*Task instructions*
Write out the lines from the one containing "x-tick-label: 50 <box>722 372 740 388</box>" through the one containing "chart: GPT-2 small", both included.

======== Records for the exercise

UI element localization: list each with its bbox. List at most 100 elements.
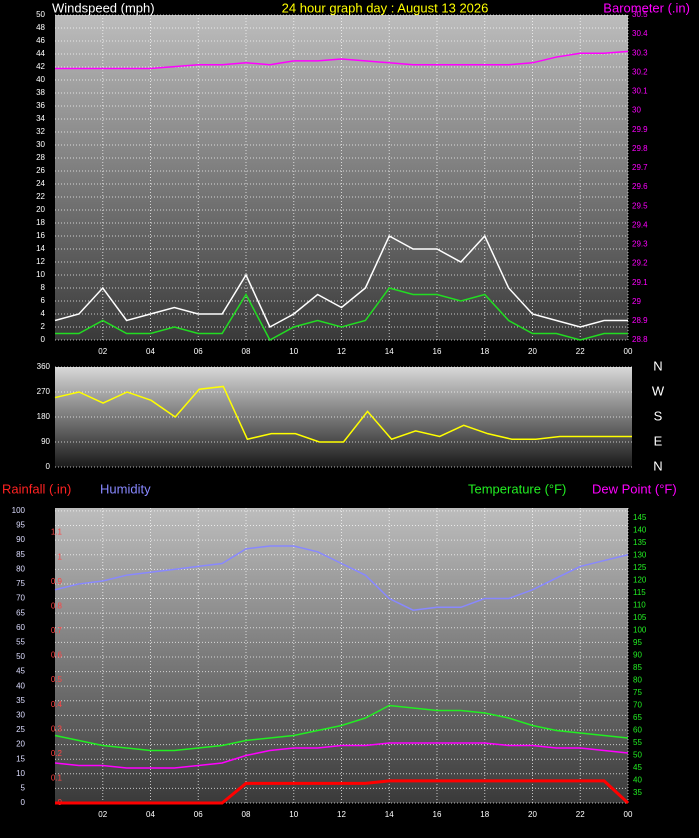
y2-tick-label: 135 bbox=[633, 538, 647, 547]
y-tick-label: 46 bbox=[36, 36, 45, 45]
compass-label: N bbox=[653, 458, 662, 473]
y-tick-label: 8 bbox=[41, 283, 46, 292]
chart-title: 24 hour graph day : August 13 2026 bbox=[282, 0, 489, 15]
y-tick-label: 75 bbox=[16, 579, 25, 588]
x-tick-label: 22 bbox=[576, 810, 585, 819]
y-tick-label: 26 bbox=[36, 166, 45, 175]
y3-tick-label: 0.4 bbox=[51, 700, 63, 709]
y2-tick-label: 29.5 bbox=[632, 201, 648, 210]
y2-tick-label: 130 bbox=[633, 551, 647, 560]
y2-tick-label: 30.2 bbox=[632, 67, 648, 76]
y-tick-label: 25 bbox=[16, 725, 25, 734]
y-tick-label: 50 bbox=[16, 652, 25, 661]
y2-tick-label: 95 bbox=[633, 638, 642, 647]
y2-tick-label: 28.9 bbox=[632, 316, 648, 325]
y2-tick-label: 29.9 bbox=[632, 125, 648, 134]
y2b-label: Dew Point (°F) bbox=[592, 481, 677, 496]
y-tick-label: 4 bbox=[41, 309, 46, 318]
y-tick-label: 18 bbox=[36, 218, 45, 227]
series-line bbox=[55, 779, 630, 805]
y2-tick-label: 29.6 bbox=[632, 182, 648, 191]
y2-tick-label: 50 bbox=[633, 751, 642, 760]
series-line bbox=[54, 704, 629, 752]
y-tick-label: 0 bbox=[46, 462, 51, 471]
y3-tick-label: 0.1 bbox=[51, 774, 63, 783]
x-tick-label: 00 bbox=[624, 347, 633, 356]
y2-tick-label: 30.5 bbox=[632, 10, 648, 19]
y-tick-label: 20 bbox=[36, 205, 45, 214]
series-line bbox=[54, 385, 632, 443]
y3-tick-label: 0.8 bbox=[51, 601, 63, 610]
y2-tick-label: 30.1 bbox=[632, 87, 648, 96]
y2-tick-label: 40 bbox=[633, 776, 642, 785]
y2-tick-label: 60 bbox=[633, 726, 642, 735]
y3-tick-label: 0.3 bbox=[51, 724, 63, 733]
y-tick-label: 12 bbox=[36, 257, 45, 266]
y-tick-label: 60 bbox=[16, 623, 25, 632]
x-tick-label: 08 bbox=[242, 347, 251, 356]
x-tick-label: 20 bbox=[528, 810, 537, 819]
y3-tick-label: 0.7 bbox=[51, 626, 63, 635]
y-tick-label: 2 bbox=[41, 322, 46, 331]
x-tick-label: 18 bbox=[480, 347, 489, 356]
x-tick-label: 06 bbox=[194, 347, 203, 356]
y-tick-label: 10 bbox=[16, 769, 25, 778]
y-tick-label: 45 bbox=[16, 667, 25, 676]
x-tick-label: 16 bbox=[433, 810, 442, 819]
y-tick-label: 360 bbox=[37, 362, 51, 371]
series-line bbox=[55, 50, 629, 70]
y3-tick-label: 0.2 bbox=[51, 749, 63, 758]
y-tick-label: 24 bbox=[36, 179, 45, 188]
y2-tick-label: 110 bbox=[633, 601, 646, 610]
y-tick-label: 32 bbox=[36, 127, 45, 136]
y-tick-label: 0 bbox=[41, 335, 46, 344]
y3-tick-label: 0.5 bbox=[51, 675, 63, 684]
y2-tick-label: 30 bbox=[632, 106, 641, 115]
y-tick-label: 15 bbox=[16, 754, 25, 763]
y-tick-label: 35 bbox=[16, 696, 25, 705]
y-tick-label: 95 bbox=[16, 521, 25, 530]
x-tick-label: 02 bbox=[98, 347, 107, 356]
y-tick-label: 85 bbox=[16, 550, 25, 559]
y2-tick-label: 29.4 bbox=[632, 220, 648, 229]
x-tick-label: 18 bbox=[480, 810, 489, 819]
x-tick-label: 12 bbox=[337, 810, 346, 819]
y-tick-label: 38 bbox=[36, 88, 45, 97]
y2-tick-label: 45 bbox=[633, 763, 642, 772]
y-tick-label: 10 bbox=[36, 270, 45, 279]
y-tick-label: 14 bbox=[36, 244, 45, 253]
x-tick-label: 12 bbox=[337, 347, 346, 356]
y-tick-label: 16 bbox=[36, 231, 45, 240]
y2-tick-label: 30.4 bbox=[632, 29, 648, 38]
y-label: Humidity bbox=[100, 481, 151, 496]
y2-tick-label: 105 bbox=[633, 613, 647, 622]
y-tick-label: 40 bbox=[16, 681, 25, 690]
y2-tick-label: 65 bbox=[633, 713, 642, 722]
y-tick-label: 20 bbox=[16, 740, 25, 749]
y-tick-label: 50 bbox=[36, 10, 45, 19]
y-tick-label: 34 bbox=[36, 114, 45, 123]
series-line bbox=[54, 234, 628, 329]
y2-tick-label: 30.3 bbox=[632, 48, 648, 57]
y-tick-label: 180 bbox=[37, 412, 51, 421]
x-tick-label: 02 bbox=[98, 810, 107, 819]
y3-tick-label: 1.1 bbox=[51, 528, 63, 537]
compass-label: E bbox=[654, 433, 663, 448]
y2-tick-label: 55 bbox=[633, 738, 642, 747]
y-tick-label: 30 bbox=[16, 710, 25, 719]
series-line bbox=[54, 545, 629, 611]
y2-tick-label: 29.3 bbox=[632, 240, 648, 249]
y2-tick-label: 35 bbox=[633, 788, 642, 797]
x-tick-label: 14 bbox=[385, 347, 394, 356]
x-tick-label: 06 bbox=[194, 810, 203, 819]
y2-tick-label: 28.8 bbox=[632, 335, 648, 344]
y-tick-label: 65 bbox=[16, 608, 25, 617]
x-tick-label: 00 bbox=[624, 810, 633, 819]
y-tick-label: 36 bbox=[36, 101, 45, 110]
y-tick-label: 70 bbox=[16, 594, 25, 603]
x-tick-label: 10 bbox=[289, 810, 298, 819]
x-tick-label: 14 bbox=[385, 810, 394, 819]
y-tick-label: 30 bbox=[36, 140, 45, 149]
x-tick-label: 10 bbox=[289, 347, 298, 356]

================
======== Records for the exercise

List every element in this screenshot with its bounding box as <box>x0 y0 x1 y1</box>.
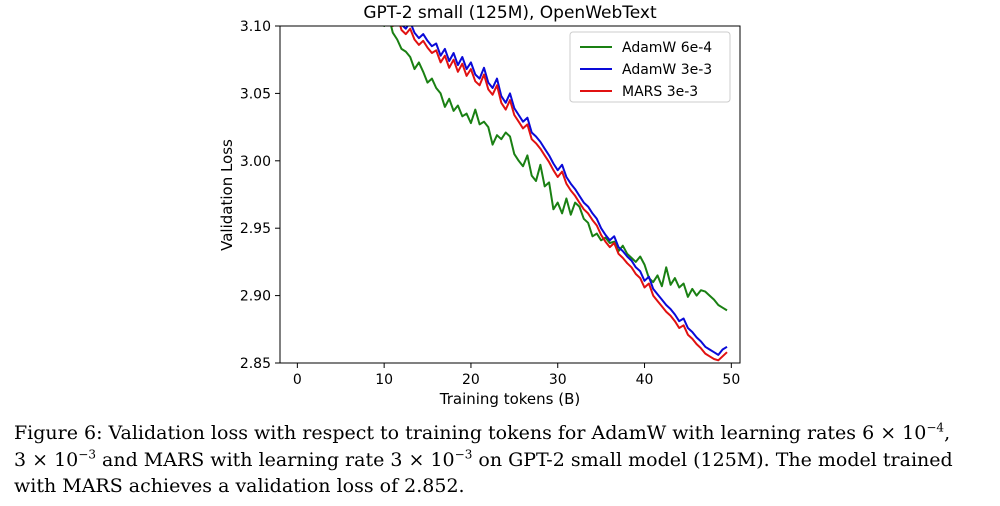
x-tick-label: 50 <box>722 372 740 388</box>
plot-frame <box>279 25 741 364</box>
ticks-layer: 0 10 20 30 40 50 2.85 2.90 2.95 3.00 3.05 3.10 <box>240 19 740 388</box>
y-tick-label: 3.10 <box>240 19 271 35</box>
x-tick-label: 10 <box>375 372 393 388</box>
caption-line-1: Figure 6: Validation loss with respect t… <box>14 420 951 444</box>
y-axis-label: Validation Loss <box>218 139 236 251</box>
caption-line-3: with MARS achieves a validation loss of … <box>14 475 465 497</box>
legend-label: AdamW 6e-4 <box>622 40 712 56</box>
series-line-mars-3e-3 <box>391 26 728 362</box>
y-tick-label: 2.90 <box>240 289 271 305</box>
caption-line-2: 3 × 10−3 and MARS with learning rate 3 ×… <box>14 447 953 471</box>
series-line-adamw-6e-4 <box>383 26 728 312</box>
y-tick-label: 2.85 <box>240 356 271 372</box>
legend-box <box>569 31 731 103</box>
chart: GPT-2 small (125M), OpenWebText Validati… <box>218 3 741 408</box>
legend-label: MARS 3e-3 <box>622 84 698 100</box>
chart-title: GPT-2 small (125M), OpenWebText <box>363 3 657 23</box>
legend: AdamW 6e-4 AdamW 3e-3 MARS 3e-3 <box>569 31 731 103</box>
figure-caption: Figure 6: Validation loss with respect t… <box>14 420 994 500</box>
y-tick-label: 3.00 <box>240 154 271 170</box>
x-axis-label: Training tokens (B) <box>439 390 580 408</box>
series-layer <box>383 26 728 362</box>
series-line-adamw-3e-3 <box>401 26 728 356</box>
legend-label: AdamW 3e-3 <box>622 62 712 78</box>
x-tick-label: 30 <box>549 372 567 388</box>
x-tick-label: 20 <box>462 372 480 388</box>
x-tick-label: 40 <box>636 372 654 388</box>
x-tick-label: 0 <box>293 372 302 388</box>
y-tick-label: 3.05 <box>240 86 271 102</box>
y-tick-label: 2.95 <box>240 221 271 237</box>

================
======== Records for the exercise

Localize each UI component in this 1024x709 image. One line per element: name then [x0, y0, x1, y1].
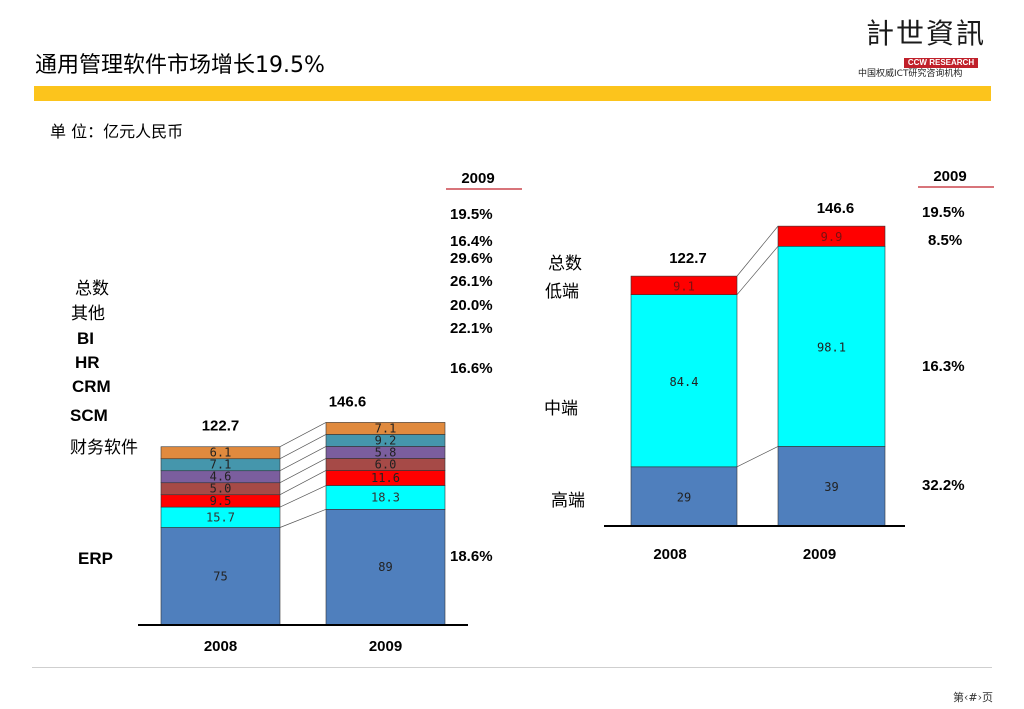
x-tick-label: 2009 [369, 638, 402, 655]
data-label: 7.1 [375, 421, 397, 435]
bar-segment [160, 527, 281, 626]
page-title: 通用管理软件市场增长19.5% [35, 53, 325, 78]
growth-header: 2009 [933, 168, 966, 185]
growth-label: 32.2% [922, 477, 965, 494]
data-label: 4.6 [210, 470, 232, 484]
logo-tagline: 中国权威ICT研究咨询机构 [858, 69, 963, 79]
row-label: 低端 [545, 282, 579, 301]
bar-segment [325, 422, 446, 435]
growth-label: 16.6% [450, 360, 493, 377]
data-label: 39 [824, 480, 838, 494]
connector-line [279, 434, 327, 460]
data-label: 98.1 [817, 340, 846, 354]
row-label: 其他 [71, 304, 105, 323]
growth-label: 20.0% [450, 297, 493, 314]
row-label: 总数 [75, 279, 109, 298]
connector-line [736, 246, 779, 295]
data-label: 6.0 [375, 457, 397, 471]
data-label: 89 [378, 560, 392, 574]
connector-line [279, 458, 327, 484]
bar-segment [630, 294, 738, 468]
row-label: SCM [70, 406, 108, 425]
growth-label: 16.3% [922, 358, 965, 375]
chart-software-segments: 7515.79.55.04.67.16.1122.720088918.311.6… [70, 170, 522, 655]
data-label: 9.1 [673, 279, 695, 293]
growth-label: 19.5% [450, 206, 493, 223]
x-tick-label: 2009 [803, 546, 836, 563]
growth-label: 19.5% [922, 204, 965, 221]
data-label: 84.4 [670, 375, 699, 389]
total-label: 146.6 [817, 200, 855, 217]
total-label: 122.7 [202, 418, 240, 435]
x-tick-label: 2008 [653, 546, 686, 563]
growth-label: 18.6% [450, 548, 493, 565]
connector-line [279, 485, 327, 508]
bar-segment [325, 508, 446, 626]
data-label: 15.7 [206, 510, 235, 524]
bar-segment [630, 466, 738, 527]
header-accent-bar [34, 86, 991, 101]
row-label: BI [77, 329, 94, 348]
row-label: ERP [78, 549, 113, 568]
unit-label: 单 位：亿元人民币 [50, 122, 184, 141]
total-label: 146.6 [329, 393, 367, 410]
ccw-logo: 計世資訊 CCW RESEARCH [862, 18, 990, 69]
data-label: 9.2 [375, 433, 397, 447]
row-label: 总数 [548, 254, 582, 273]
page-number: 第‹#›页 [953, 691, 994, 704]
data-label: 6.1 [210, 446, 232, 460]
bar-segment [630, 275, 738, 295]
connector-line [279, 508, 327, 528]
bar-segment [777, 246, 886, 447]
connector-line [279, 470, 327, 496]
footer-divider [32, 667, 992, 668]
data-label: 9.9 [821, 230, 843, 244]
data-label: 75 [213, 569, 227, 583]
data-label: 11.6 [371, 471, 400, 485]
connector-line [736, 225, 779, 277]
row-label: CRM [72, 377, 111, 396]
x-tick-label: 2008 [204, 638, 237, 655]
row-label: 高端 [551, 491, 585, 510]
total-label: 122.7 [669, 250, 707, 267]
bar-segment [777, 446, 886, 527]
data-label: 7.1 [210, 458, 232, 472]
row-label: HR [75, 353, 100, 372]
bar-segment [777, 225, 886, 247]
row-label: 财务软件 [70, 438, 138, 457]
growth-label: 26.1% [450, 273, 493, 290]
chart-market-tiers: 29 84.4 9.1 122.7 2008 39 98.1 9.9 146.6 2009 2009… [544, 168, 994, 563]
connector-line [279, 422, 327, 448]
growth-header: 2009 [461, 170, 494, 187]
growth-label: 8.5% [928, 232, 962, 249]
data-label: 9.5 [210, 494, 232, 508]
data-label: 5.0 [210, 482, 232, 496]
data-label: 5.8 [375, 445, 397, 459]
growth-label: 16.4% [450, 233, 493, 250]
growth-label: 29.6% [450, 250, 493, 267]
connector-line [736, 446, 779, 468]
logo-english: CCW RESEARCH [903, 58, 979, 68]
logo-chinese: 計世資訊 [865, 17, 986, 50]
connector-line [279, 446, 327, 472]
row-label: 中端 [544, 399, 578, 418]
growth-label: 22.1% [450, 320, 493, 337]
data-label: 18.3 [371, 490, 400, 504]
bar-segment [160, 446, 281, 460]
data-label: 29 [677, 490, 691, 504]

================

*Result*
x-tick-label: 50 <box>722 372 740 388</box>
plot-frame <box>279 25 741 364</box>
ticks-layer: 0 10 20 30 40 50 2.85 2.90 2.95 3.00 3.05 3.10 <box>240 19 740 388</box>
y-tick-label: 3.10 <box>240 19 271 35</box>
x-tick-label: 10 <box>375 372 393 388</box>
caption-line-1: Figure 6: Validation loss with respect t… <box>14 420 951 444</box>
y-axis-label: Validation Loss <box>218 139 236 251</box>
caption-line-3: with MARS achieves a validation loss of … <box>14 475 465 497</box>
legend-label: AdamW 6e-4 <box>622 40 712 56</box>
series-line-mars-3e-3 <box>391 26 728 362</box>
y-tick-label: 2.90 <box>240 289 271 305</box>
caption-line-2: 3 × 10−3 and MARS with learning rate 3 ×… <box>14 447 953 471</box>
series-line-adamw-6e-4 <box>383 26 728 312</box>
y-tick-label: 2.85 <box>240 356 271 372</box>
legend-box <box>569 31 731 103</box>
chart: GPT-2 small (125M), OpenWebText Validati… <box>218 3 741 408</box>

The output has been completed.